WHAT YOU SHOULD DO
What follows is a listing; give it again exactly, in its entirety.

TASK INPUTS
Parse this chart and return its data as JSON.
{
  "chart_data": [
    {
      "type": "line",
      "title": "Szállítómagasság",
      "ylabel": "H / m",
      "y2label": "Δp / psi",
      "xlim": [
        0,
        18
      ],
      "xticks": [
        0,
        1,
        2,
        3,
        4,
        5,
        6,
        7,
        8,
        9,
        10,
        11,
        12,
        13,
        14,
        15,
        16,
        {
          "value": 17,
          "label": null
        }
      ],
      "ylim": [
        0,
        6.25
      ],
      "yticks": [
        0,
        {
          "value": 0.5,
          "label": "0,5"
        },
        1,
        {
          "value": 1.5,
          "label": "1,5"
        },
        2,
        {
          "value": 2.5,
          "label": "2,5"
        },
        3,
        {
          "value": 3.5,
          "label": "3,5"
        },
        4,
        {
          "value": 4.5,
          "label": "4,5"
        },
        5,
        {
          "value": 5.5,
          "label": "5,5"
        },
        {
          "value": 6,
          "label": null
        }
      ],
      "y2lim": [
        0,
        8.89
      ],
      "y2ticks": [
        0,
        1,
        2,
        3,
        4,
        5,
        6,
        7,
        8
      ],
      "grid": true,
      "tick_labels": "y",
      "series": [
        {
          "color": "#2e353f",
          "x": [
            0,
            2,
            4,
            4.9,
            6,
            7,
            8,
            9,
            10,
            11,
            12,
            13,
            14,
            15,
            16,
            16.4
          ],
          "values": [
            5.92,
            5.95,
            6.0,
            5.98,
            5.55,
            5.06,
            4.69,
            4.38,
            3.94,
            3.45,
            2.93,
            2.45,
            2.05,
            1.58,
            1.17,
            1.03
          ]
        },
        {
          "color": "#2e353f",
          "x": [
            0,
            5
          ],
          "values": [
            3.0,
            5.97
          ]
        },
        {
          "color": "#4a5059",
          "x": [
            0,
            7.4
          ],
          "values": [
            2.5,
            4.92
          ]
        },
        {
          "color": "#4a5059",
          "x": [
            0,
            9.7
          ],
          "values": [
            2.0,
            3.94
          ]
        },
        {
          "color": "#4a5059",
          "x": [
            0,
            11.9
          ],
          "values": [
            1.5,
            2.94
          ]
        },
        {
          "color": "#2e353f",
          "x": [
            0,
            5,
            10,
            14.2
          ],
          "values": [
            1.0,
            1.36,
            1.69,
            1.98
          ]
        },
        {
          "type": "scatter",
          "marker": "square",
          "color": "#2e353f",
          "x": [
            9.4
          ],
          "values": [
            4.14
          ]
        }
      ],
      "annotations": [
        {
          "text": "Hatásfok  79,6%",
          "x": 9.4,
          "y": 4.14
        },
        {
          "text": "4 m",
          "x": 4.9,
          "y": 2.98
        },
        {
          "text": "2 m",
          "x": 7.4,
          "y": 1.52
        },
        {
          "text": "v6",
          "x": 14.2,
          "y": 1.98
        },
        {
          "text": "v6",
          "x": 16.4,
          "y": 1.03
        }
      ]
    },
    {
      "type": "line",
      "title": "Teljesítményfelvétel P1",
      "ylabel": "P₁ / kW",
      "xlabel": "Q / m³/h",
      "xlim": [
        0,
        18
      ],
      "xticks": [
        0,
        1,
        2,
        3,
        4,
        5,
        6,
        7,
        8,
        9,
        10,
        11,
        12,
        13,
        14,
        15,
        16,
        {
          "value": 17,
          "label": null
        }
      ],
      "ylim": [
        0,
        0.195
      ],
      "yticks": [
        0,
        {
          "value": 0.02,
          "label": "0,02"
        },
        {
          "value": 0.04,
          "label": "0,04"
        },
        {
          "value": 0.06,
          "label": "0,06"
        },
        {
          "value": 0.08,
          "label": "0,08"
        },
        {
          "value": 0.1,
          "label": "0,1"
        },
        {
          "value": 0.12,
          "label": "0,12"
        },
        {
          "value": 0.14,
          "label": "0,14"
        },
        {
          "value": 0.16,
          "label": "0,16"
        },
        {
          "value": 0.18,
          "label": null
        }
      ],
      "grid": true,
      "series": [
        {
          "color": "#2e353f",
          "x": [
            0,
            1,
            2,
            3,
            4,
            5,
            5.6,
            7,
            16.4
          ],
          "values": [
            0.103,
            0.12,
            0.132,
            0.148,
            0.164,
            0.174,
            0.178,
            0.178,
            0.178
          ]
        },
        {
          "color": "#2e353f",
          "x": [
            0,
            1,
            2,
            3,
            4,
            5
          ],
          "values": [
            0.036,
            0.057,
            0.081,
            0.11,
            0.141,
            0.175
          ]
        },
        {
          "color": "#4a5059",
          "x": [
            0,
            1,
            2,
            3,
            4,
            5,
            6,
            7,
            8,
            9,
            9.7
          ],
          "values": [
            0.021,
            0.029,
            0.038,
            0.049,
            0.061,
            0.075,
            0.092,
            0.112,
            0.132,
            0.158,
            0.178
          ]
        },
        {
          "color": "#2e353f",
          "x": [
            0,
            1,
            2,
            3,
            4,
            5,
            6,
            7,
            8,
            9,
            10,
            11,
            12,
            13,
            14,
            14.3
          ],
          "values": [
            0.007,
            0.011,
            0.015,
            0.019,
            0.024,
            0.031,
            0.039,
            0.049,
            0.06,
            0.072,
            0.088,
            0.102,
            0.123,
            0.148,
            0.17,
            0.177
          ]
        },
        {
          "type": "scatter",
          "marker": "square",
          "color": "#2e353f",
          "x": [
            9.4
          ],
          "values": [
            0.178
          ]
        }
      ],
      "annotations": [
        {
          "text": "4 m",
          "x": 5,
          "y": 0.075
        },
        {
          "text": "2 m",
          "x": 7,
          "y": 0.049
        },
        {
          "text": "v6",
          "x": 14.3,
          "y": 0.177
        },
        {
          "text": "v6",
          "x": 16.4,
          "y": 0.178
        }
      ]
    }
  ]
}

COMPLETE ANSWER
Parse this chart and return its data as JSON.
{
  "chart_data": [
    {
      "type": "line",
      "title": "Szállítómagasság",
      "ylabel": "H / m",
      "y2label": "Δp / psi",
      "xlim": [
        0,
        18
      ],
      "xticks": [
        0,
        1,
        2,
        3,
        4,
        5,
        6,
        7,
        8,
        9,
        10,
        11,
        12,
        13,
        14,
        15,
        16,
        {
          "value": 17,
          "label": null
        }
      ],
      "ylim": [
        0,
        6.25
      ],
      "yticks": [
        0,
        {
          "value": 0.5,
          "label": "0,5"
        },
        1,
        {
          "value": 1.5,
          "label": "1,5"
        },
        2,
        {
          "value": 2.5,
          "label": "2,5"
        },
        3,
        {
          "value": 3.5,
          "label": "3,5"
        },
        4,
        {
          "value": 4.5,
          "label": "4,5"
        },
        5,
        {
          "value": 5.5,
          "label": "5,5"
        },
        {
          "value": 6,
          "label": null
        }
      ],
      "y2lim": [
        0,
        8.89
      ],
      "y2ticks": [
        0,
        1,
        2,
        3,
        4,
        5,
        6,
        7,
        8
      ],
      "grid": true,
      "tick_labels": "y",
      "series": [
        {
          "color": "#2e353f",
          "x": [
            0,
            2,
            4,
            4.9,
            6,
            7,
            8,
            9,
            10,
            11,
            12,
            13,
            14,
            15,
            16,
            16.4
          ],
          "values": [
            5.92,
            5.95,
            6.0,
            5.98,
            5.55,
            5.06,
            4.69,
            4.38,
            3.94,
            3.45,
            2.93,
            2.45,
            2.05,
            1.58,
            1.17,
            1.03
          ]
        },
        {
          "color": "#2e353f",
          "x": [
            0,
            5
          ],
          "values": [
            3.0,
            5.97
          ]
        },
        {
          "color": "#4a5059",
          "x": [
            0,
            7.4
          ],
          "values": [
            2.5,
            4.92
          ]
        },
        {
          "color": "#4a5059",
          "x": [
            0,
            9.7
          ],
          "values": [
            2.0,
            3.94
          ]
        },
        {
          "color": "#4a5059",
          "x": [
            0,
            11.9
          ],
          "values": [
            1.5,
            2.94
          ]
        },
        {
          "color": "#2e353f",
          "x": [
            0,
            5,
            10,
            14.2
          ],
          "values": [
            1.0,
            1.36,
            1.69,
            1.98
          ]
        },
        {
          "type": "scatter",
          "marker": "square",
          "color": "#2e353f",
          "x": [
            9.4
          ],
          "values": [
            4.14
          ]
        }
      ],
      "annotations": [
        {
          "text": "Hatásfok  79,6%",
          "x": 9.4,
          "y": 4.14
        },
        {
          "text": "4 m",
          "x": 4.9,
          "y": 2.98
        },
        {
          "text": "2 m",
          "x": 7.4,
          "y": 1.52
        },
        {
          "text": "v6",
          "x": 14.2,
          "y": 1.98
        },
        {
          "text": "v6",
          "x": 16.4,
          "y": 1.03
        }
      ]
    },
    {
      "type": "line",
      "title": "Teljesítményfelvétel P1",
      "ylabel": "P₁ / kW",
      "xlabel": "Q / m³/h",
      "xlim": [
        0,
        18
      ],
      "xticks": [
        0,
        1,
        2,
        3,
        4,
        5,
        6,
        7,
        8,
        9,
        10,
        11,
        12,
        13,
        14,
        15,
        16,
        {
          "value": 17,
          "label": null
        }
      ],
      "ylim": [
        0,
        0.195
      ],
      "yticks": [
        0,
        {
          "value": 0.02,
          "label": "0,02"
        },
        {
          "value": 0.04,
          "label": "0,04"
        },
        {
          "value": 0.06,
          "label": "0,06"
        },
        {
          "value": 0.08,
          "label": "0,08"
        },
        {
          "value": 0.1,
          "label": "0,1"
        },
        {
          "value": 0.12,
          "label": "0,12"
        },
        {
          "value": 0.14,
          "label": "0,14"
        },
        {
          "value": 0.16,
          "label": "0,16"
        },
        {
          "value": 0.18,
          "label": null
        }
      ],
      "grid": true,
      "series": [
        {
          "color": "#2e353f",
          "x": [
            0,
            1,
            2,
            3,
            4,
            5,
            5.6,
            7,
            16.4
          ],
          "values": [
            0.103,
            0.12,
            0.132,
            0.148,
            0.164,
            0.174,
            0.178,
            0.178,
            0.178
          ]
        },
        {
          "color": "#2e353f",
          "x": [
            0,
            1,
            2,
            3,
            4,
            5
          ],
          "values": [
            0.036,
            0.057,
            0.081,
            0.11,
            0.141,
            0.175
          ]
        },
        {
          "color": "#4a5059",
          "x": [
            0,
            1,
            2,
            3,
            4,
            5,
            6,
            7,
            8,
            9,
            9.7
          ],
          "values": [
            0.021,
            0.029,
            0.038,
            0.049,
            0.061,
            0.075,
            0.092,
            0.112,
            0.132,
            0.158,
            0.178
          ]
        },
        {
          "color": "#2e353f",
          "x": [
            0,
            1,
            2,
            3,
            4,
            5,
            6,
            7,
            8,
            9,
            10,
            11,
            12,
            13,
            14,
            14.3
          ],
          "values": [
            0.007,
            0.011,
            0.015,
            0.019,
            0.024,
            0.031,
            0.039,
            0.049,
            0.06,
            0.072,
            0.088,
            0.102,
            0.123,
            0.148,
            0.17,
            0.177
          ]
        },
        {
          "type": "scatter",
          "marker": "square",
          "color": "#2e353f",
          "x": [
            9.4
          ],
          "values": [
            0.178
          ]
        }
      ],
      "annotations": [
        {
          "text": "4 m",
          "x": 5,
          "y": 0.075
        },
        {
          "text": "2 m",
          "x": 7,
          "y": 0.049
        },
        {
          "text": "v6",
          "x": 14.3,
          "y": 0.177
        },
        {
          "text": "v6",
          "x": 16.4,
          "y": 0.178
        }
      ]
    }
  ]
}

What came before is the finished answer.